# Task description:
Read the records below. Copy each line where the string "Закону" occurs.

# Entries supplied:
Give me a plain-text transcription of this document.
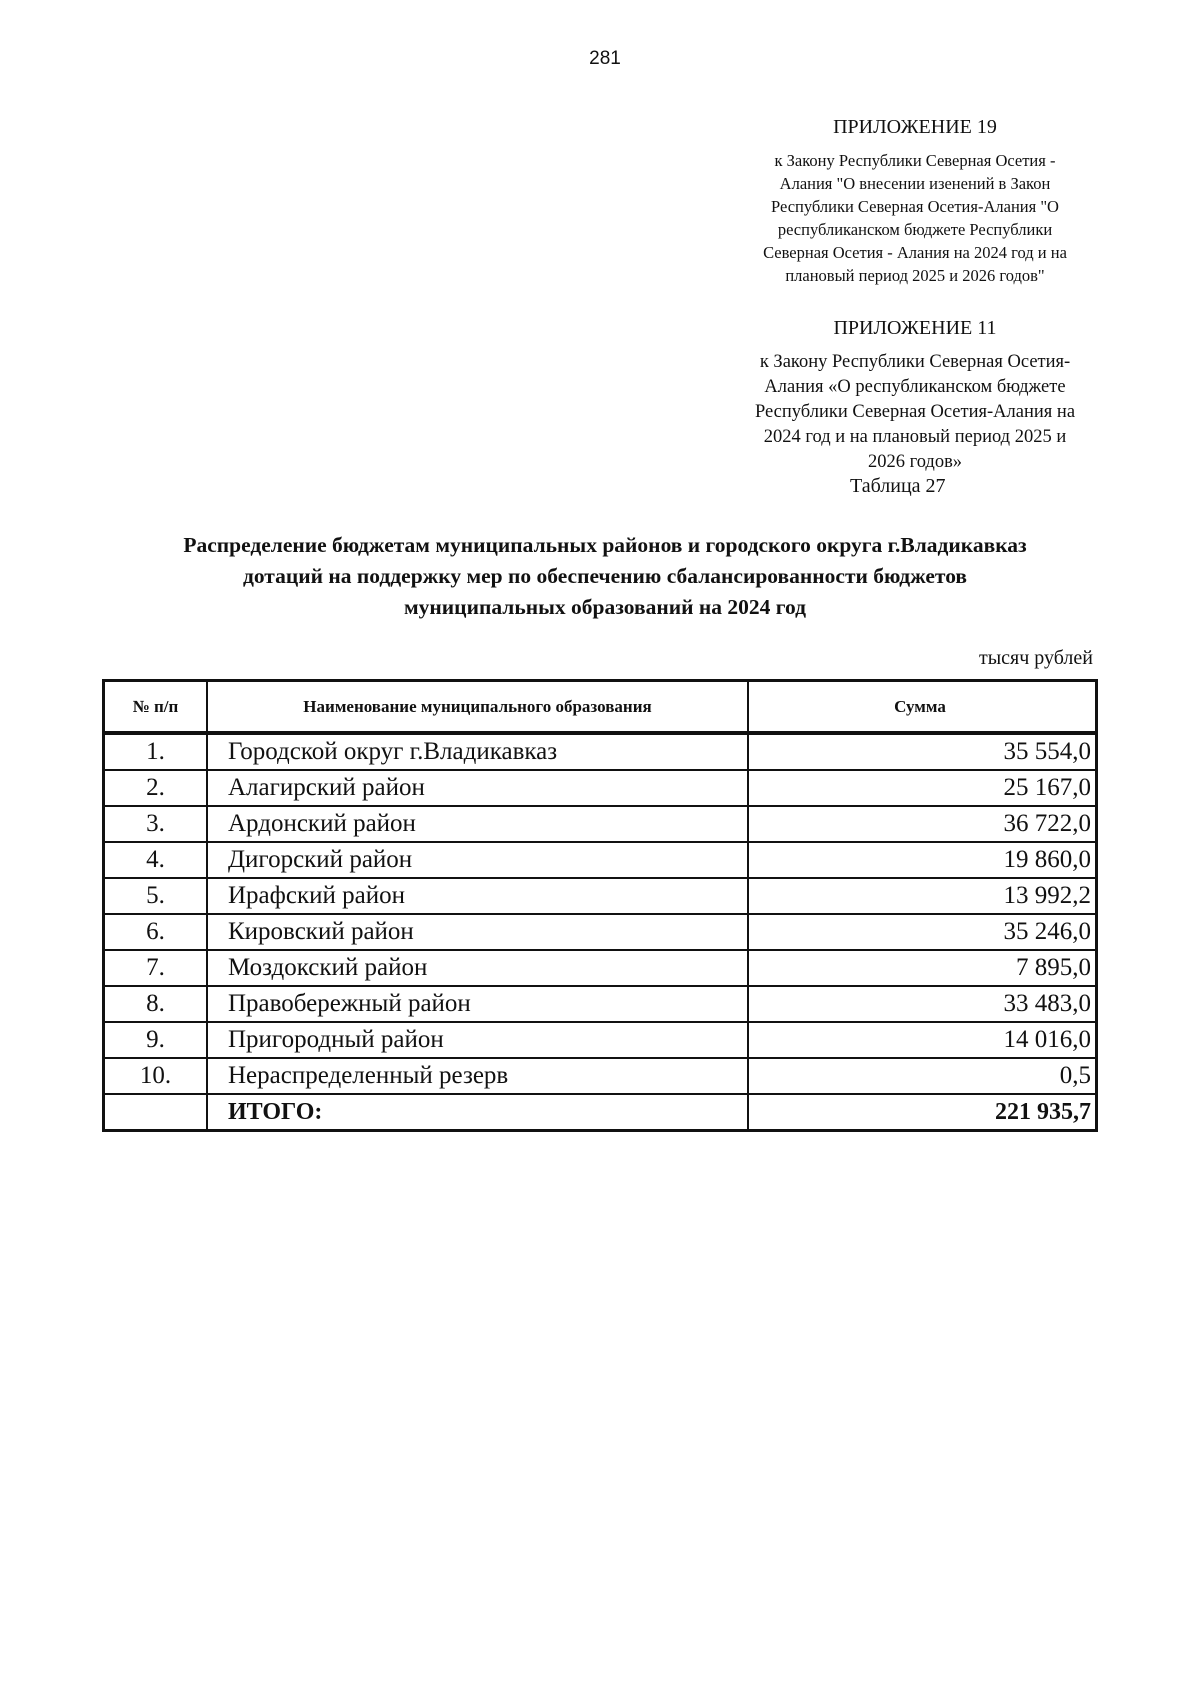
281
ПРИЛОЖЕНИЕ 19
к Закону Республики Северная Осетия -
Алания "О внесении изенений в Закон
Республики Северная Осетия-Алания "О
республиканском бюджете Республики
Северная Осетия - Алания на 2024 год и на
плановый период 2025 и 2026 годов"
ПРИЛОЖЕНИЕ 11
к Закону Республики Северная Осетия-
Алания «О республиканском бюджете
Республики Северная Осетия-Алания на
2024 год и на плановый период 2025 и
2026 годов»
Таблица 27
Распределение бюджетам муниципальных районов и городского округа г.Владикавказ
дотаций на поддержку мер по обеспечению сбалансированности бюджетов
муниципальных образований на 2024 год
тысяч рублей
№ п/п	Наименование муниципального образования	Сумма
1.	Городской округ г.Владикавказ	35 554,0
2.	Алагирский район	25 167,0
3.	Ардонский район	36 722,0
4.	Дигорский район	19 860,0
5.	Ирафский район	13 992,2
6.	Кировский район	35 246,0
7.	Моздокский район	7 895,0
8.	Правобережный район	33 483,0
9.	Пригородный район	14 016,0
10.	Нераспределенный резерв	0,5
	ИТОГО:	221 935,7
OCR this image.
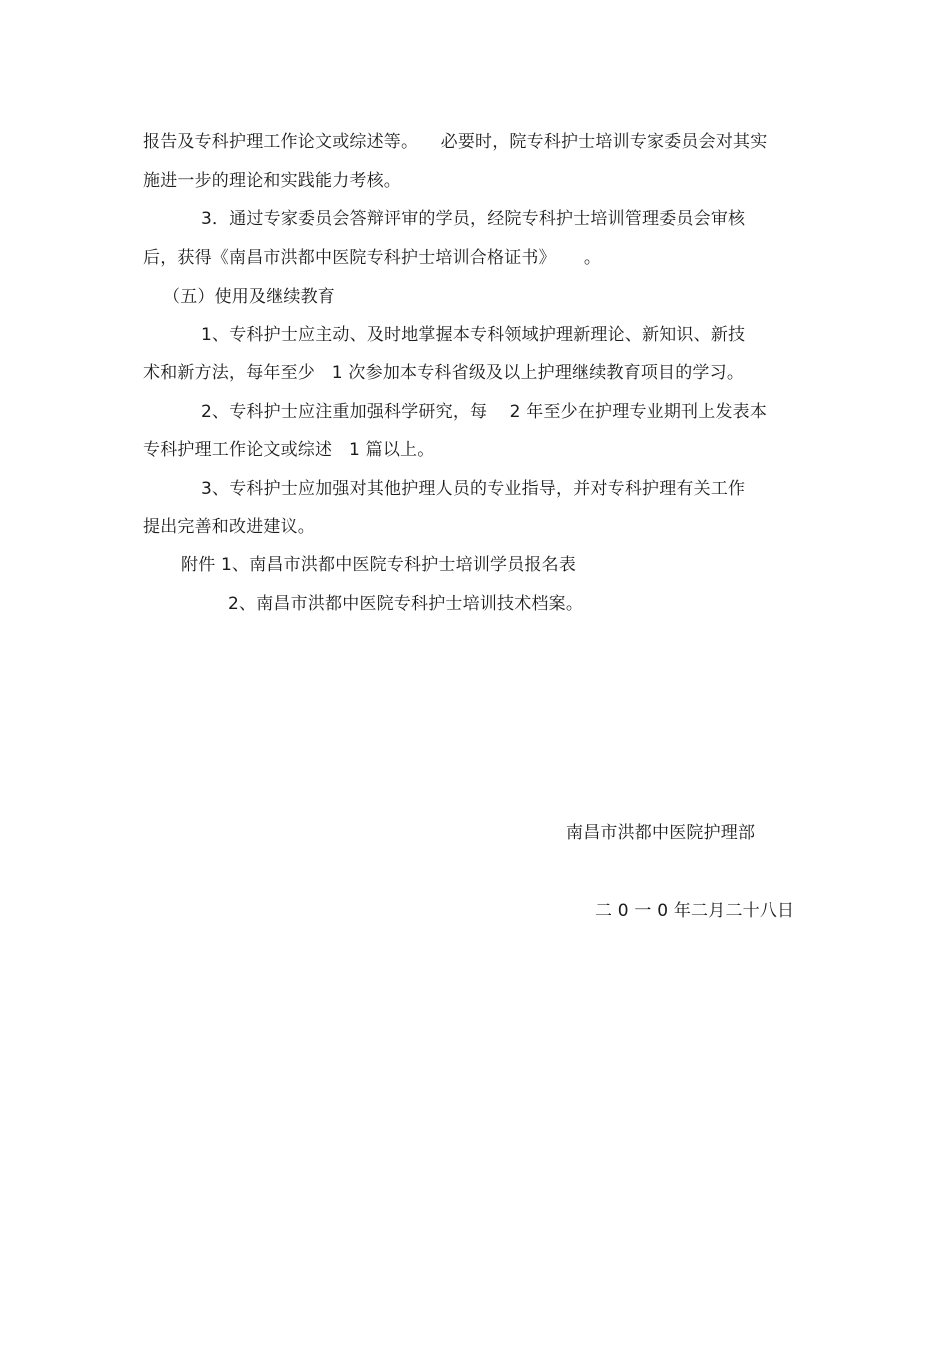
报告及专科护理工作论文或综述等。    必要时，院专科护士培训专家委员会对其实
施进一步的理论和实践能力考核。
3．通过专家委员会答辩评审的学员，经院专科护士培训管理委员会审核
后，获得《南昌市洪都中医院专科护士培训合格证书》     。
（五）使用及继续教育
1、专科护士应主动、及时地掌握本专科领域护理新理论、新知识、新技
术和新方法，每年至少   1 次参加本专科省级及以上护理继续教育项目的学习。
2、专科护士应注重加强科学研究，每    2 年至少在护理专业期刊上发表本
专科护理工作论文或综述   1 篇以上。
3、专科护士应加强对其他护理人员的专业指导，并对专科护理有关工作
提出完善和改进建议。
附件 1、南昌市洪都中医院专科护士培训学员报名表
2、南昌市洪都中医院专科护士培训技术档案。
南昌市洪都中医院护理部
二 0 一 0 年二月二十八日
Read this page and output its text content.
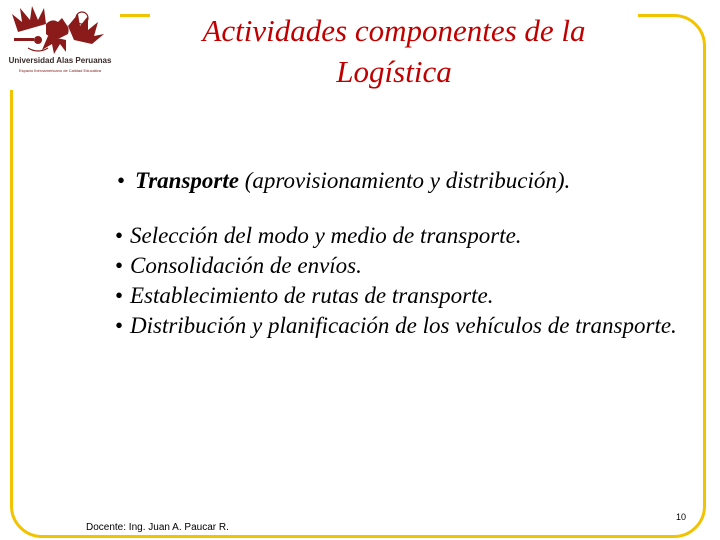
Universidad Alas Peruanas
Espacio Iberoamericano de Calidad Educativa
Actividades componentes de la
Logística
• Transporte (aprovisionamiento y distribución).
• Selección del modo y medio de transporte.
• Consolidación de envíos.
• Establecimiento de rutas de transporte.
• Distribución y planificación de los vehículos de transporte.
Docente: Ing. Juan A. Paucar R.
10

# Finished task:
к Закону Республики Северная Осетия -
к Закону Республики Северная Осетия-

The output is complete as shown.